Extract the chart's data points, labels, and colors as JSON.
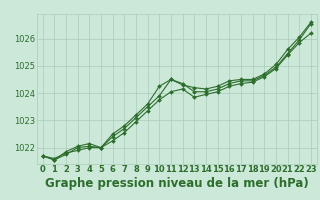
{
  "title": "Graphe pression niveau de la mer (hPa)",
  "background_color": "#cce8d8",
  "grid_color": "#aaccbb",
  "line_color": "#2d6e2d",
  "y_ticks": [
    1022,
    1023,
    1024,
    1025,
    1026
  ],
  "ylim": [
    1021.4,
    1026.9
  ],
  "xlim": [
    -0.5,
    23.5
  ],
  "hours": [
    0,
    1,
    2,
    3,
    4,
    5,
    6,
    7,
    8,
    9,
    10,
    11,
    12,
    13,
    14,
    15,
    16,
    17,
    18,
    19,
    20,
    21,
    22,
    23
  ],
  "line1": [
    1021.7,
    1021.6,
    1021.8,
    1021.9,
    1022.0,
    1022.0,
    1022.4,
    1022.7,
    1023.1,
    1023.5,
    1023.9,
    1024.5,
    1024.35,
    1024.05,
    1024.05,
    1024.15,
    1024.35,
    1024.45,
    1024.45,
    1024.65,
    1024.95,
    1025.45,
    1025.95,
    1026.55
  ],
  "line2": [
    1021.7,
    1021.55,
    1021.75,
    1022.0,
    1022.05,
    1022.0,
    1022.25,
    1022.55,
    1022.95,
    1023.35,
    1023.75,
    1024.05,
    1024.15,
    1023.85,
    1023.95,
    1024.05,
    1024.25,
    1024.35,
    1024.4,
    1024.6,
    1024.9,
    1025.4,
    1025.85,
    1026.2
  ],
  "line3": [
    1021.7,
    1021.55,
    1021.85,
    1022.05,
    1022.15,
    1022.0,
    1022.5,
    1022.8,
    1023.2,
    1023.6,
    1024.25,
    1024.5,
    1024.3,
    1024.2,
    1024.15,
    1024.25,
    1024.45,
    1024.5,
    1024.5,
    1024.7,
    1025.05,
    1025.6,
    1026.05,
    1026.6
  ],
  "markersize": 2.0,
  "linewidth": 0.8,
  "title_fontsize": 8.5,
  "tick_fontsize": 6.0,
  "ylabel_fontsize": 6.0
}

> Written instruction:
Copy the listing over exactly, skipping the pictures it holds.

> Output of the exercise:
Extract the chart's data points, labels, and colors as JSON.
{
  "title": "Graphe pression niveau de la mer (hPa)",
  "background_color": "#cce8d8",
  "grid_color": "#aaccbb",
  "line_color": "#2d6e2d",
  "y_ticks": [
    1022,
    1023,
    1024,
    1025,
    1026
  ],
  "ylim": [
    1021.4,
    1026.9
  ],
  "xlim": [
    -0.5,
    23.5
  ],
  "hours": [
    0,
    1,
    2,
    3,
    4,
    5,
    6,
    7,
    8,
    9,
    10,
    11,
    12,
    13,
    14,
    15,
    16,
    17,
    18,
    19,
    20,
    21,
    22,
    23
  ],
  "line1": [
    1021.7,
    1021.6,
    1021.8,
    1021.9,
    1022.0,
    1022.0,
    1022.4,
    1022.7,
    1023.1,
    1023.5,
    1023.9,
    1024.5,
    1024.35,
    1024.05,
    1024.05,
    1024.15,
    1024.35,
    1024.45,
    1024.45,
    1024.65,
    1024.95,
    1025.45,
    1025.95,
    1026.55
  ],
  "line2": [
    1021.7,
    1021.55,
    1021.75,
    1022.0,
    1022.05,
    1022.0,
    1022.25,
    1022.55,
    1022.95,
    1023.35,
    1023.75,
    1024.05,
    1024.15,
    1023.85,
    1023.95,
    1024.05,
    1024.25,
    1024.35,
    1024.4,
    1024.6,
    1024.9,
    1025.4,
    1025.85,
    1026.2
  ],
  "line3": [
    1021.7,
    1021.55,
    1021.85,
    1022.05,
    1022.15,
    1022.0,
    1022.5,
    1022.8,
    1023.2,
    1023.6,
    1024.25,
    1024.5,
    1024.3,
    1024.2,
    1024.15,
    1024.25,
    1024.45,
    1024.5,
    1024.5,
    1024.7,
    1025.05,
    1025.6,
    1026.05,
    1026.6
  ],
  "markersize": 2.0,
  "linewidth": 0.8,
  "title_fontsize": 8.5,
  "tick_fontsize": 6.0,
  "ylabel_fontsize": 6.0
}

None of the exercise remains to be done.